▸ Objectif 1: Reportez sous forme de liste JSON de chaînes, à raison d'une chaîne par ligne et sans les lignes vides, la partie des enregistrements qui va de leur début jusqu'à la ligne contenant « heatmap-background xyxy=(89,44,908,865) », celle-ci comprise.

▸ Texte proposé:
************

Féminité et féminisme. La femme dans le monde de la tradition.

La féminité, avec les connotations de passivité et de don de soi que le féminisme refuse, est-elle une condition innée ou bien l’effet de coutumes politiques et sociales ? 

S’il s’agit d’un produit de la culture, on peut la modifier ; mais si elle est innée, les féministes s’autodétruisent en la détruisant et, dans leur recherche d’un plus grand bien-être économique et matériel, elles perdent irrémédiablement un pouvoir plus mystérieux, propre au pôle féminin, qui s’exerçait également à travers la magie. Un pouvoir qui se conservait en renforçant précisément ce qu’aujourd’hui l’on considère comme d’inutiles « tabous », et qui avaient au contraire, dans le monde de la Tradition, une finalité bien précise : maintenir inaltéré et sans restriction le sens de l’existence et susciter la force magique du féminin. 


Qu’entend-on aujourd’hui par « féminisme » ? 

Le définir simplement comme le « mouvement qui se bat pour les droits de la femme » signifie réduire à une pure revendication juridique un phénomène dont les motivations profondes, les exigences et les finalités dépassent largement les limites d’une conquête politique, économique ou sociale ; un phénomène destiné, en fait, à se transformer en une véritable révolution culturelle qui bouleversera jusque dans leurs fondements les valeurs, les mythes et les symboles de la civilisation contemporaine.

************

▸ Enregistrements présentés:
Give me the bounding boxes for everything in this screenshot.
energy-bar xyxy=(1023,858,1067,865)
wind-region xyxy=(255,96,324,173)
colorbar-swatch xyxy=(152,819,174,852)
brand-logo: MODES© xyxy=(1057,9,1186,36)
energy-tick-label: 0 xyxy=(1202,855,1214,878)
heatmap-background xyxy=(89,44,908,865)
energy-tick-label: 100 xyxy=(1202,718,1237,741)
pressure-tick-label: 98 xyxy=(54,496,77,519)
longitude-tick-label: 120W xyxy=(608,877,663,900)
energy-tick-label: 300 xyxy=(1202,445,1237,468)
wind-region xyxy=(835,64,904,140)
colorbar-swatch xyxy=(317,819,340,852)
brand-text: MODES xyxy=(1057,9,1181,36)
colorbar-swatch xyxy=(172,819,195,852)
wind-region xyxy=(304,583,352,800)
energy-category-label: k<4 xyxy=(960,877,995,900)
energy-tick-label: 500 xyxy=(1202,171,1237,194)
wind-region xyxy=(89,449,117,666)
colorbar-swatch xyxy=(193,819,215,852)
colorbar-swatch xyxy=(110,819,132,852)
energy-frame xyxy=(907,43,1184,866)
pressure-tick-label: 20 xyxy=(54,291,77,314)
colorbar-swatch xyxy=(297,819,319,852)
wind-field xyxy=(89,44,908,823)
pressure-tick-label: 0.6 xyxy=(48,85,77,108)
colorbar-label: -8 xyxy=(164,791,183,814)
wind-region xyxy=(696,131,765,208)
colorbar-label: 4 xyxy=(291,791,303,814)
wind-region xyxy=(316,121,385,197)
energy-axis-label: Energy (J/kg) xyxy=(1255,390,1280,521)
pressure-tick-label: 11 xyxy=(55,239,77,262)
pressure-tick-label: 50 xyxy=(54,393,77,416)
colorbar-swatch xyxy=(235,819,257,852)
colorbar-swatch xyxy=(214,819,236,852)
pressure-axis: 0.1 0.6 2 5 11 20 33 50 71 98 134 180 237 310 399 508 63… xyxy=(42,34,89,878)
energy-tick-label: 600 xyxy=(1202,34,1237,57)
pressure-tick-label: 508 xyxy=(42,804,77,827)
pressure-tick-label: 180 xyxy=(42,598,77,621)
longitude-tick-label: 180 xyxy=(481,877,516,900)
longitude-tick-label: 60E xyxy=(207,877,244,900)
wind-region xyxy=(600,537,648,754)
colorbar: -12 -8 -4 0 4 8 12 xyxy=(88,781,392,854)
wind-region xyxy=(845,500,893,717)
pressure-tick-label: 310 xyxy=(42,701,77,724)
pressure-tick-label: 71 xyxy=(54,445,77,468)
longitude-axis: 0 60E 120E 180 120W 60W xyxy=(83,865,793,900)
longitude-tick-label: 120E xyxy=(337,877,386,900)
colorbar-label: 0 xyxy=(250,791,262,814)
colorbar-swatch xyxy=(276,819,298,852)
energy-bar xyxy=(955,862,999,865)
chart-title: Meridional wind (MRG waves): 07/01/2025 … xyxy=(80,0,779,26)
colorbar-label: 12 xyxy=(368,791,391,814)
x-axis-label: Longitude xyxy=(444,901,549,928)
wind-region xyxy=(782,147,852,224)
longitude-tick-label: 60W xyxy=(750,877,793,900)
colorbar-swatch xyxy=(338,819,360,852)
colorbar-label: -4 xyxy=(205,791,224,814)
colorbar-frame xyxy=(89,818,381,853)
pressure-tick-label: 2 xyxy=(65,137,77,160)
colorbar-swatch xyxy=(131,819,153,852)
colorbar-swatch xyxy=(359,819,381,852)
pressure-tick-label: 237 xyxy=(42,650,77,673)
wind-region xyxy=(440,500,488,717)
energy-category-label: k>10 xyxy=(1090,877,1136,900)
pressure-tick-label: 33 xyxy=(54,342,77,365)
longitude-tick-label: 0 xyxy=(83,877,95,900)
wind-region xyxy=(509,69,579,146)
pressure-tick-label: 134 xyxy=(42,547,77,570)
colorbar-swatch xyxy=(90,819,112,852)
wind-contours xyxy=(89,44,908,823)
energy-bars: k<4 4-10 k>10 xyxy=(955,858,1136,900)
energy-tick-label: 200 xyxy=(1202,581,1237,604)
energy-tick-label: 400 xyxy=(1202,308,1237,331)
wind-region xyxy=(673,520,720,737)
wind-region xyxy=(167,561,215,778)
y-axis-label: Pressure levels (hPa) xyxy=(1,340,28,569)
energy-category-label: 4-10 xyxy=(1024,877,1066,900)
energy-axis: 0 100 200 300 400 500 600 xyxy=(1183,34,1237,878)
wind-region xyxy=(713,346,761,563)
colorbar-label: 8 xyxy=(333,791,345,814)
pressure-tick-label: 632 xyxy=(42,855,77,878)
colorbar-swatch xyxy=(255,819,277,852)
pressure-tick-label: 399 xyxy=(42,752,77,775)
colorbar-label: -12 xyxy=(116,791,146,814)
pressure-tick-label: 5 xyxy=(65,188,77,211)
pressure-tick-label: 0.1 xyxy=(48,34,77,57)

************

▸ Objectif 2: D'après le texte sur la féminité et le féminisme, quelle finalité les « tabous » avaient-ils dans le monde de la Tradition ?

▸ Réponse attendue 1:
[
  "Give me the bounding boxes for everything in this screenshot.",
  "energy-bar xyxy=(1023,858,1067,865)",
  "wind-region xyxy=(255,96,324,173)",
  "colorbar-swatch xyxy=(152,819,174,852)",
  "brand-logo: MODES© xyxy=(1057,9,1186,36)",
  "energy-tick-label: 0 xyxy=(1202,855,1214,878)",
  "heatmap-background xyxy=(89,44,908,865)"
]

▸ Réponse attendue 2: Ils devaient maintenir inaltéré et sans restriction le sens de l'existence et susciter la force magique du féminin.